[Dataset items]
((

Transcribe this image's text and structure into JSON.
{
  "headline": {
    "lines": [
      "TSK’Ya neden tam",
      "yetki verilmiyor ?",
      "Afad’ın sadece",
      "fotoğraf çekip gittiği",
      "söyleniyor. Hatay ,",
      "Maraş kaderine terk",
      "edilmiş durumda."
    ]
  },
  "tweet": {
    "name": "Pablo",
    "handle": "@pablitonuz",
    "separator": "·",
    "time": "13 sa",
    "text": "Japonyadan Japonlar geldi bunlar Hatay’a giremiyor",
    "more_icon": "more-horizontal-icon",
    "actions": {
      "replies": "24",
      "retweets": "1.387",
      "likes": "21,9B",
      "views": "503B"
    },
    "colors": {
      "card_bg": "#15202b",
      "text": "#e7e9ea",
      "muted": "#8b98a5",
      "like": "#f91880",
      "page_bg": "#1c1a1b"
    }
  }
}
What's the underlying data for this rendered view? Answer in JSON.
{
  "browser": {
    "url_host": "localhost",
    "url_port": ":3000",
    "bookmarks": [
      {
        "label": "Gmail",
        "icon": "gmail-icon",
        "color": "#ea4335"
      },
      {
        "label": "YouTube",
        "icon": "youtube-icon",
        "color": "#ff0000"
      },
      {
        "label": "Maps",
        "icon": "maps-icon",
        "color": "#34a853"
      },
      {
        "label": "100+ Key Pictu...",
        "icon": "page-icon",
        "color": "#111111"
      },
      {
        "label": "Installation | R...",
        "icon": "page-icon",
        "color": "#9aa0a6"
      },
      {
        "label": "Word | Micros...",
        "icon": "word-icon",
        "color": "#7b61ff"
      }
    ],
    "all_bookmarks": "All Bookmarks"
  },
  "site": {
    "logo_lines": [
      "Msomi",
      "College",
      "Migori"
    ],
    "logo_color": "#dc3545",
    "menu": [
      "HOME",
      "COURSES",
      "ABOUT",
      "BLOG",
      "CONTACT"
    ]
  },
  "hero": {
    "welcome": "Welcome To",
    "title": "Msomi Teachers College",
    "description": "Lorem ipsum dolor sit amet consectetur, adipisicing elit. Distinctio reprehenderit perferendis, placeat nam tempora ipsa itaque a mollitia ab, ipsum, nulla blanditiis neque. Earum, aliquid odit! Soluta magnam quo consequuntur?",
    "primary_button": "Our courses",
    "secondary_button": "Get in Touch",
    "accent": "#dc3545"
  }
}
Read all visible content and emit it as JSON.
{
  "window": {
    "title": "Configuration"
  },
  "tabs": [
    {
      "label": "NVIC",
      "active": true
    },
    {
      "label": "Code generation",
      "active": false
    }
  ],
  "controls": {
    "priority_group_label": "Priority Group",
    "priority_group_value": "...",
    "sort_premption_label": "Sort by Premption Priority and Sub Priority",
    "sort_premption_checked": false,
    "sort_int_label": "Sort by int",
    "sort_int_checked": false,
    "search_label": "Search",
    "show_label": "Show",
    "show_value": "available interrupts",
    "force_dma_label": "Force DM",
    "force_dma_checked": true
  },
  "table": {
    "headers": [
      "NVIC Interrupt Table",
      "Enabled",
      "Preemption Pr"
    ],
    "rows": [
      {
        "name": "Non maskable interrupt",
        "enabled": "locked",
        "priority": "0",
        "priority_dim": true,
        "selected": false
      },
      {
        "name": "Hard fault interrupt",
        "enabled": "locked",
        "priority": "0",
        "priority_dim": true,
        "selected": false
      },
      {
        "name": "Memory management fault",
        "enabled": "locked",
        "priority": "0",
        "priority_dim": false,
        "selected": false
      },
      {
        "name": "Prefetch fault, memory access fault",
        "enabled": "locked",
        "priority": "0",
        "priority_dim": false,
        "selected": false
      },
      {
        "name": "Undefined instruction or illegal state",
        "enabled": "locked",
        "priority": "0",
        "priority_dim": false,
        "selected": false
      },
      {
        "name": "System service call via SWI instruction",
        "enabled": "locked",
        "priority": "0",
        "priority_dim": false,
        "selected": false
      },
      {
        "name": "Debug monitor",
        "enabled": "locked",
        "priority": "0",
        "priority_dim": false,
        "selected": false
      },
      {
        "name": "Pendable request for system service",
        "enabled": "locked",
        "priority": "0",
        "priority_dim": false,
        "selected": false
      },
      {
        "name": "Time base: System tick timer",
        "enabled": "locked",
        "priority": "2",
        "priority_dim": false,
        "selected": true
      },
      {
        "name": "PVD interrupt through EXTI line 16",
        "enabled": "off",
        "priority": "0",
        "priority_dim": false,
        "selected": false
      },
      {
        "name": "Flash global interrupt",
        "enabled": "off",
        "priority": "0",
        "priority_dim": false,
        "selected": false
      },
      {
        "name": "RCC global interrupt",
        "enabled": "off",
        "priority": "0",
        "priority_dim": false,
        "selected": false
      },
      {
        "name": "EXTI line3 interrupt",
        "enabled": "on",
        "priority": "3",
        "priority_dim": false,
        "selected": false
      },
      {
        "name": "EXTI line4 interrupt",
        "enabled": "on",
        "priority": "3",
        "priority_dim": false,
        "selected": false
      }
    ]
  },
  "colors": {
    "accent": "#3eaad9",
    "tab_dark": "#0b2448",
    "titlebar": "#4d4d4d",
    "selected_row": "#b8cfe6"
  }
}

))

*Short task*
Using the listing above, list every line in which the string "EXTI" occurs.

*The answer*
        "name": "PVD interrupt through EXTI line 16",
        "name": "EXTI line3 interrupt",
        "name": "EXTI line4 interrupt",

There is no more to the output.